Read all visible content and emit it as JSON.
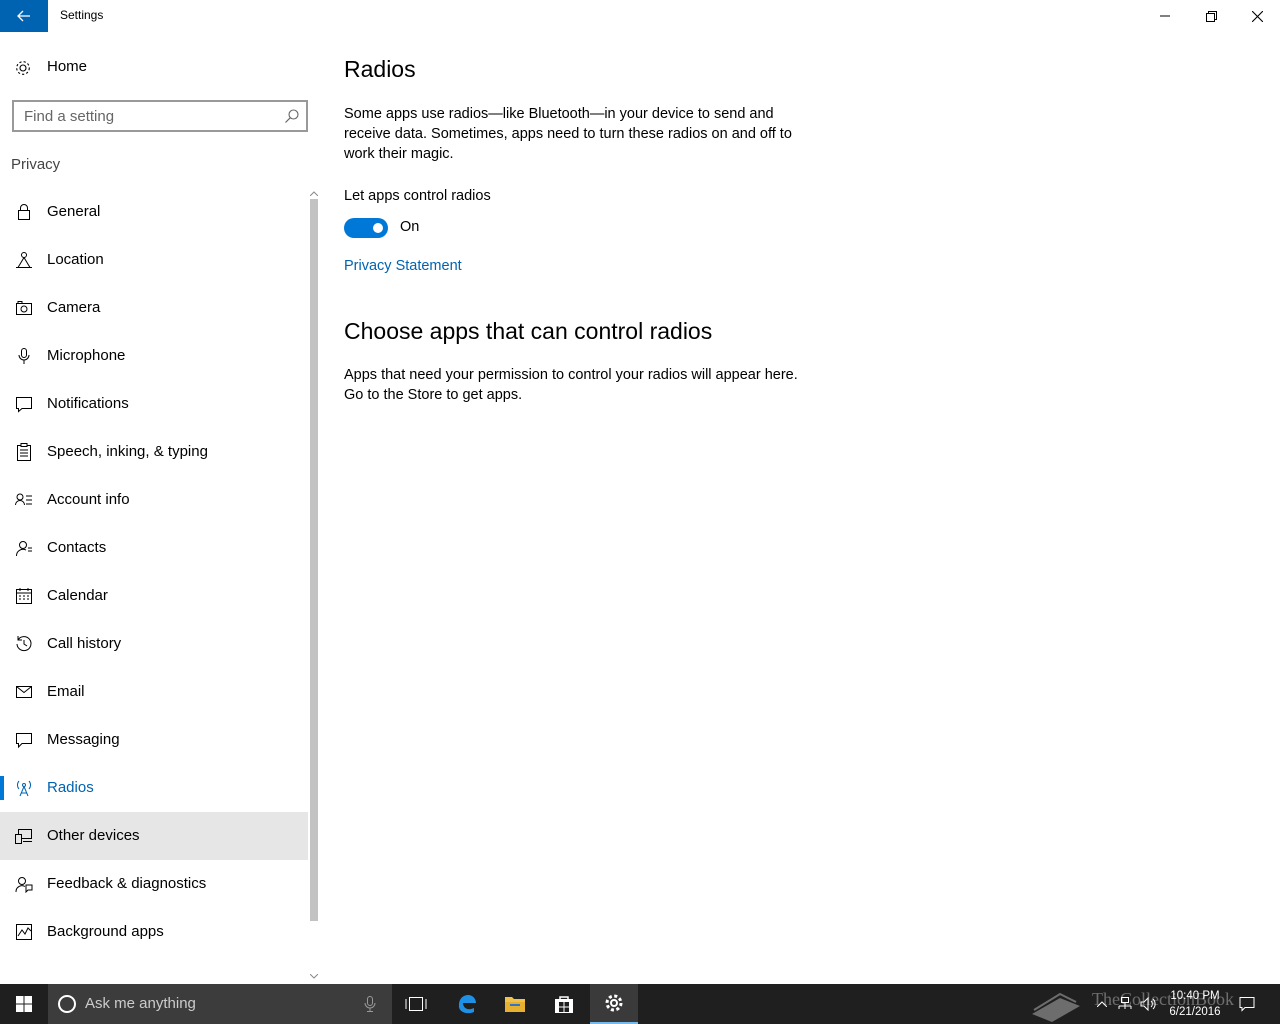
{
  "window": {
    "title": "Settings"
  },
  "sidebar": {
    "home_label": "Home",
    "search_placeholder": "Find a setting",
    "section": "Privacy",
    "items": [
      {
        "label": "General",
        "icon": "lock-icon"
      },
      {
        "label": "Location",
        "icon": "location-icon"
      },
      {
        "label": "Camera",
        "icon": "camera-icon"
      },
      {
        "label": "Microphone",
        "icon": "microphone-icon"
      },
      {
        "label": "Notifications",
        "icon": "notifications-icon"
      },
      {
        "label": "Speech, inking, & typing",
        "icon": "clipboard-icon"
      },
      {
        "label": "Account info",
        "icon": "account-info-icon"
      },
      {
        "label": "Contacts",
        "icon": "contacts-icon"
      },
      {
        "label": "Calendar",
        "icon": "calendar-icon"
      },
      {
        "label": "Call history",
        "icon": "history-icon"
      },
      {
        "label": "Email",
        "icon": "email-icon"
      },
      {
        "label": "Messaging",
        "icon": "messaging-icon"
      },
      {
        "label": "Radios",
        "icon": "radio-tower-icon",
        "selected": true
      },
      {
        "label": "Other devices",
        "icon": "other-devices-icon",
        "hovered": true
      },
      {
        "label": "Feedback & diagnostics",
        "icon": "feedback-icon"
      },
      {
        "label": "Background apps",
        "icon": "background-apps-icon"
      }
    ]
  },
  "main": {
    "title": "Radios",
    "description": "Some apps use radios—like Bluetooth—in your device to send and receive data. Sometimes, apps need to turn these radios on and off to work their magic.",
    "toggle_label": "Let apps control radios",
    "toggle_state": "On",
    "toggle_on": true,
    "privacy_link": "Privacy Statement",
    "subtitle": "Choose apps that can control radios",
    "subdescription": "Apps that need your permission to control your radios will appear here. Go to the Store to get apps."
  },
  "taskbar": {
    "search_placeholder": "Ask me anything",
    "time": "10:40 PM",
    "date": "6/21/2016",
    "watermark": "TheCollectionBook"
  },
  "colors": {
    "accent": "#0078d7",
    "link": "#0063b1",
    "taskbar": "#1f1f1f",
    "hover": "#e6e6e6"
  }
}
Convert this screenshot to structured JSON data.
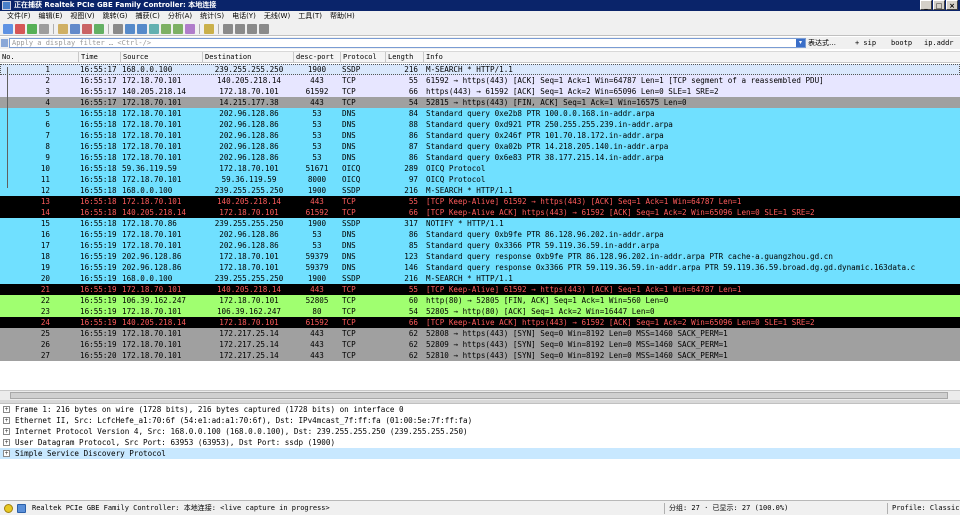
{
  "window": {
    "title": "正在捕获 Realtek PCIe GBE Family Controller: 本地连接"
  },
  "menu": [
    "文件(F)",
    "编辑(E)",
    "视图(V)",
    "跳转(G)",
    "捕获(C)",
    "分析(A)",
    "统计(S)",
    "电话(Y)",
    "无线(W)",
    "工具(T)",
    "帮助(H)"
  ],
  "toolbar": {
    "icons": [
      "shark-fin-start-icon",
      "stop-icon",
      "restart-icon",
      "options-icon",
      "open-file-icon",
      "save-file-icon",
      "close-file-icon",
      "reload-icon",
      "find-icon",
      "back-icon",
      "forward-icon",
      "goto-icon",
      "first-icon",
      "last-icon",
      "autoscroll-icon",
      "colorize-icon",
      "zoom-in-icon",
      "zoom-out-icon",
      "zoom-reset-icon",
      "resize-columns-icon"
    ]
  },
  "filter": {
    "placeholder": "Apply a display filter … <Ctrl-/>",
    "expression_label": "表达式…",
    "quick": [
      "+ sip",
      "bootp",
      "ip.addr"
    ]
  },
  "columns": [
    "No.",
    "Time",
    "Source",
    "Destination",
    "desc-port",
    "Protocol",
    "Length",
    "Info"
  ],
  "colors": {
    "udp": "#dae8fc",
    "tcp": "#e7e6ff",
    "fin": "#a0a0a0",
    "dns": "#70e0ff",
    "bad": "#000000",
    "bad_fg": "#ff5c5c",
    "http": "#a0ff70",
    "syn": "#a0a0a0",
    "selected": "#c8e8ff"
  },
  "packets": [
    {
      "no": "1",
      "time": "16:55:17",
      "src": "168.0.0.100",
      "dst": "239.255.255.250",
      "port": "1900",
      "proto": "SSDP",
      "len": "216",
      "info": "M-SEARCH * HTTP/1.1",
      "style": "udp"
    },
    {
      "no": "2",
      "time": "16:55:17",
      "src": "172.18.70.101",
      "dst": "140.205.218.14",
      "port": "443",
      "proto": "TCP",
      "len": "55",
      "info": "61592 → https(443) [ACK] Seq=1 Ack=1 Win=64787 Len=1 [TCP segment of a reassembled PDU]",
      "style": "tcp"
    },
    {
      "no": "3",
      "time": "16:55:17",
      "src": "140.205.218.14",
      "dst": "172.18.70.101",
      "port": "61592",
      "proto": "TCP",
      "len": "66",
      "info": "https(443) → 61592 [ACK] Seq=1 Ack=2 Win=65096 Len=0 SLE=1 SRE=2",
      "style": "tcp"
    },
    {
      "no": "4",
      "time": "16:55:17",
      "src": "172.18.70.101",
      "dst": "14.215.177.38",
      "port": "443",
      "proto": "TCP",
      "len": "54",
      "info": "52815 → https(443) [FIN, ACK] Seq=1 Ack=1 Win=16575 Len=0",
      "style": "fin"
    },
    {
      "no": "5",
      "time": "16:55:18",
      "src": "172.18.70.101",
      "dst": "202.96.128.86",
      "port": "53",
      "proto": "DNS",
      "len": "84",
      "info": "Standard query 0xe2b8 PTR 100.0.0.168.in-addr.arpa",
      "style": "dns"
    },
    {
      "no": "6",
      "time": "16:55:18",
      "src": "172.18.70.101",
      "dst": "202.96.128.86",
      "port": "53",
      "proto": "DNS",
      "len": "88",
      "info": "Standard query 0xd921 PTR 250.255.255.239.in-addr.arpa",
      "style": "dns"
    },
    {
      "no": "7",
      "time": "16:55:18",
      "src": "172.18.70.101",
      "dst": "202.96.128.86",
      "port": "53",
      "proto": "DNS",
      "len": "86",
      "info": "Standard query 0x246f PTR 101.70.18.172.in-addr.arpa",
      "style": "dns"
    },
    {
      "no": "8",
      "time": "16:55:18",
      "src": "172.18.70.101",
      "dst": "202.96.128.86",
      "port": "53",
      "proto": "DNS",
      "len": "87",
      "info": "Standard query 0xa02b PTR 14.218.205.140.in-addr.arpa",
      "style": "dns"
    },
    {
      "no": "9",
      "time": "16:55:18",
      "src": "172.18.70.101",
      "dst": "202.96.128.86",
      "port": "53",
      "proto": "DNS",
      "len": "86",
      "info": "Standard query 0x6e83 PTR 38.177.215.14.in-addr.arpa",
      "style": "dns"
    },
    {
      "no": "10",
      "time": "16:55:18",
      "src": "59.36.119.59",
      "dst": "172.18.70.101",
      "port": "51671",
      "proto": "OICQ",
      "len": "289",
      "info": "OICQ Protocol",
      "style": "dns"
    },
    {
      "no": "11",
      "time": "16:55:18",
      "src": "172.18.70.101",
      "dst": "59.36.119.59",
      "port": "8000",
      "proto": "OICQ",
      "len": "97",
      "info": "OICQ Protocol",
      "style": "dns"
    },
    {
      "no": "12",
      "time": "16:55:18",
      "src": "168.0.0.100",
      "dst": "239.255.255.250",
      "port": "1900",
      "proto": "SSDP",
      "len": "216",
      "info": "M-SEARCH * HTTP/1.1",
      "style": "dns"
    },
    {
      "no": "13",
      "time": "16:55:18",
      "src": "172.18.70.101",
      "dst": "140.205.218.14",
      "port": "443",
      "proto": "TCP",
      "len": "55",
      "info": "[TCP Keep-Alive] 61592 → https(443) [ACK] Seq=1 Ack=1 Win=64787 Len=1",
      "style": "bad"
    },
    {
      "no": "14",
      "time": "16:55:18",
      "src": "140.205.218.14",
      "dst": "172.18.70.101",
      "port": "61592",
      "proto": "TCP",
      "len": "66",
      "info": "[TCP Keep-Alive ACK] https(443) → 61592 [ACK] Seq=1 Ack=2 Win=65096 Len=0 SLE=1 SRE=2",
      "style": "bad"
    },
    {
      "no": "15",
      "time": "16:55:18",
      "src": "172.18.70.86",
      "dst": "239.255.255.250",
      "port": "1900",
      "proto": "SSDP",
      "len": "317",
      "info": "NOTIFY * HTTP/1.1",
      "style": "dns"
    },
    {
      "no": "16",
      "time": "16:55:19",
      "src": "172.18.70.101",
      "dst": "202.96.128.86",
      "port": "53",
      "proto": "DNS",
      "len": "86",
      "info": "Standard query 0xb9fe PTR 86.128.96.202.in-addr.arpa",
      "style": "dns"
    },
    {
      "no": "17",
      "time": "16:55:19",
      "src": "172.18.70.101",
      "dst": "202.96.128.86",
      "port": "53",
      "proto": "DNS",
      "len": "85",
      "info": "Standard query 0x3366 PTR 59.119.36.59.in-addr.arpa",
      "style": "dns"
    },
    {
      "no": "18",
      "time": "16:55:19",
      "src": "202.96.128.86",
      "dst": "172.18.70.101",
      "port": "59379",
      "proto": "DNS",
      "len": "123",
      "info": "Standard query response 0xb9fe PTR 86.128.96.202.in-addr.arpa PTR cache-a.guangzhou.gd.cn",
      "style": "dns"
    },
    {
      "no": "19",
      "time": "16:55:19",
      "src": "202.96.128.86",
      "dst": "172.18.70.101",
      "port": "59379",
      "proto": "DNS",
      "len": "146",
      "info": "Standard query response 0x3366 PTR 59.119.36.59.in-addr.arpa PTR 59.119.36.59.broad.dg.gd.dynamic.163data.c",
      "style": "dns"
    },
    {
      "no": "20",
      "time": "16:55:19",
      "src": "168.0.0.100",
      "dst": "239.255.255.250",
      "port": "1900",
      "proto": "SSDP",
      "len": "216",
      "info": "M-SEARCH * HTTP/1.1",
      "style": "dns"
    },
    {
      "no": "21",
      "time": "16:55:19",
      "src": "172.18.70.101",
      "dst": "140.205.218.14",
      "port": "443",
      "proto": "TCP",
      "len": "55",
      "info": "[TCP Keep-Alive] 61592 → https(443) [ACK] Seq=1 Ack=1 Win=64787 Len=1",
      "style": "bad"
    },
    {
      "no": "22",
      "time": "16:55:19",
      "src": "106.39.162.247",
      "dst": "172.18.70.101",
      "port": "52805",
      "proto": "TCP",
      "len": "60",
      "info": "http(80) → 52805 [FIN, ACK] Seq=1 Ack=1 Win=560 Len=0",
      "style": "http"
    },
    {
      "no": "23",
      "time": "16:55:19",
      "src": "172.18.70.101",
      "dst": "106.39.162.247",
      "port": "80",
      "proto": "TCP",
      "len": "54",
      "info": "52805 → http(80) [ACK] Seq=1 Ack=2 Win=16447 Len=0",
      "style": "http"
    },
    {
      "no": "24",
      "time": "16:55:19",
      "src": "140.205.218.14",
      "dst": "172.18.70.101",
      "port": "61592",
      "proto": "TCP",
      "len": "66",
      "info": "[TCP Keep-Alive ACK] https(443) → 61592 [ACK] Seq=1 Ack=2 Win=65096 Len=0 SLE=1 SRE=2",
      "style": "bad"
    },
    {
      "no": "25",
      "time": "16:55:19",
      "src": "172.18.70.101",
      "dst": "172.217.25.14",
      "port": "443",
      "proto": "TCP",
      "len": "62",
      "info": "52808 → https(443) [SYN] Seq=0 Win=8192 Len=0 MSS=1460 SACK_PERM=1",
      "style": "syn"
    },
    {
      "no": "26",
      "time": "16:55:19",
      "src": "172.18.70.101",
      "dst": "172.217.25.14",
      "port": "443",
      "proto": "TCP",
      "len": "62",
      "info": "52809 → https(443) [SYN] Seq=0 Win=8192 Len=0 MSS=1460 SACK_PERM=1",
      "style": "syn"
    },
    {
      "no": "27",
      "time": "16:55:20",
      "src": "172.18.70.101",
      "dst": "172.217.25.14",
      "port": "443",
      "proto": "TCP",
      "len": "62",
      "info": "52810 → https(443) [SYN] Seq=0 Win=8192 Len=0 MSS=1460 SACK_PERM=1",
      "style": "syn"
    }
  ],
  "details": [
    {
      "text": "Frame 1: 216 bytes on wire (1728 bits), 216 bytes captured (1728 bits) on interface 0",
      "selected": false
    },
    {
      "text": "Ethernet II, Src: LcfcHefe_a1:70:6f (54:e1:ad:a1:70:6f), Dst: IPv4mcast_7f:ff:fa (01:00:5e:7f:ff:fa)",
      "selected": false
    },
    {
      "text": "Internet Protocol Version 4, Src: 168.0.0.100 (168.0.0.100), Dst: 239.255.255.250 (239.255.255.250)",
      "selected": false
    },
    {
      "text": "User Datagram Protocol, Src Port: 63953 (63953), Dst Port: ssdp (1900)",
      "selected": false
    },
    {
      "text": "Simple Service Discovery Protocol",
      "selected": true
    }
  ],
  "status": {
    "interface": "Realtek PCIe GBE Family Controller: 本地连接: <live capture in progress>",
    "packets": "分组: 27 · 已显示: 27 (100.0%)",
    "profile": "Profile: Classic"
  }
}
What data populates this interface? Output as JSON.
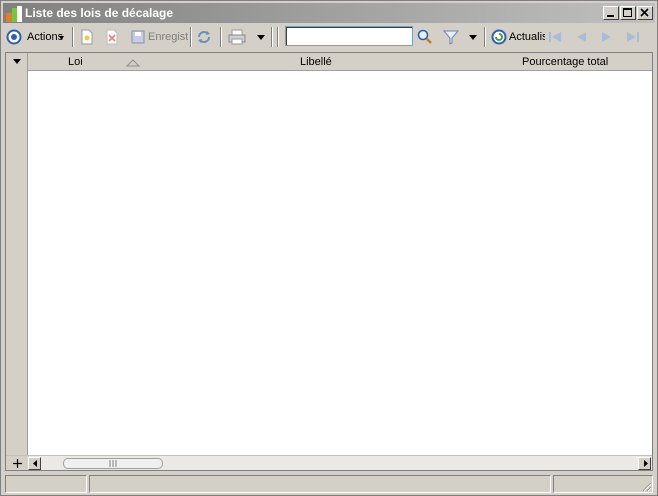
{
  "window": {
    "title": "Liste des lois de décalage",
    "accent": "#808080"
  },
  "toolbar": {
    "actions_label": "Actions",
    "save_label": "Enregist",
    "search_value": "",
    "refresh_label": "Actualis"
  },
  "grid": {
    "columns": [
      {
        "label": "Loi",
        "sort": "ascending"
      },
      {
        "label": "Libellé"
      },
      {
        "label": "Pourcentage total"
      }
    ],
    "rows": []
  },
  "status": {
    "panels": [
      "",
      "",
      ""
    ]
  }
}
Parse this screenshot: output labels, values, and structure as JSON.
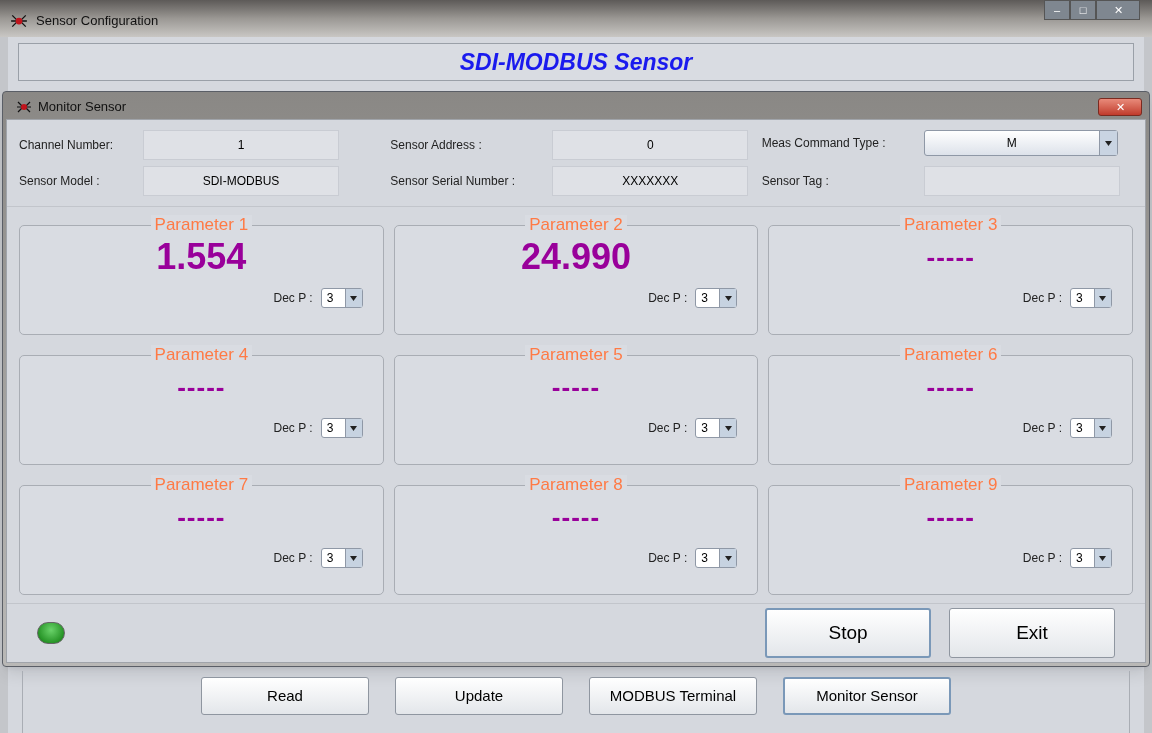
{
  "window": {
    "title": "Sensor Configuration",
    "controls": [
      "–",
      "□",
      "✕"
    ]
  },
  "header": {
    "title": "SDI-MODBUS Sensor"
  },
  "dialog": {
    "title": "Monitor Sensor",
    "close": "✕",
    "fields": [
      {
        "label": "Channel Number:",
        "value": "1",
        "kind": "text"
      },
      {
        "label": "Sensor Address :",
        "value": "0",
        "kind": "text"
      },
      {
        "label": "Meas Command Type :",
        "value": "M",
        "kind": "select"
      },
      {
        "label": "Sensor Model :",
        "value": "SDI-MODBUS",
        "kind": "text"
      },
      {
        "label": "Sensor Serial Number :",
        "value": "XXXXXXX",
        "kind": "text"
      },
      {
        "label": "Sensor Tag :",
        "kind": "text"
      }
    ],
    "parameters": [
      {
        "title": "Parameter 1",
        "value": "1.554",
        "dec_label": "Dec P :",
        "dec": "3"
      },
      {
        "title": "Parameter 2",
        "value": "24.990",
        "dec_label": "Dec P :",
        "dec": "3"
      },
      {
        "title": "Parameter 3",
        "value": "-----",
        "dec_label": "Dec P :",
        "dec": "3"
      },
      {
        "title": "Parameter 4",
        "value": "-----",
        "dec_label": "Dec P :",
        "dec": "3"
      },
      {
        "title": "Parameter 5",
        "value": "-----",
        "dec_label": "Dec P :",
        "dec": "3"
      },
      {
        "title": "Parameter 6",
        "value": "-----",
        "dec_label": "Dec P :",
        "dec": "3"
      },
      {
        "title": "Parameter 7",
        "value": "-----",
        "dec_label": "Dec P :",
        "dec": "3"
      },
      {
        "title": "Parameter 8",
        "value": "-----",
        "dec_label": "Dec P :",
        "dec": "3"
      },
      {
        "title": "Parameter 9",
        "value": "-----",
        "dec_label": "Dec P :",
        "dec": "3"
      }
    ],
    "led": {
      "on": true
    },
    "buttons": [
      {
        "label": "Stop",
        "focused": true
      },
      {
        "label": "Exit",
        "focused": false
      }
    ]
  },
  "bottom_buttons": [
    {
      "label": "Read",
      "focused": false
    },
    {
      "label": "Update",
      "focused": false
    },
    {
      "label": "MODBUS Terminal",
      "focused": false
    },
    {
      "label": "Monitor Sensor",
      "focused": true
    }
  ]
}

------------------------------------------------------------

**EXERCISE DESCRIPTION**
Using the records above, find and show each line with the string "PCIe".

**WRITTEN RESPONSE**
    "title": "正在捕获 Realtek PCIe GBE Family Controller: 本地连接"
    "interface": "Realtek PCIe GBE Family Controller: 本地连接: <live capture in progress>",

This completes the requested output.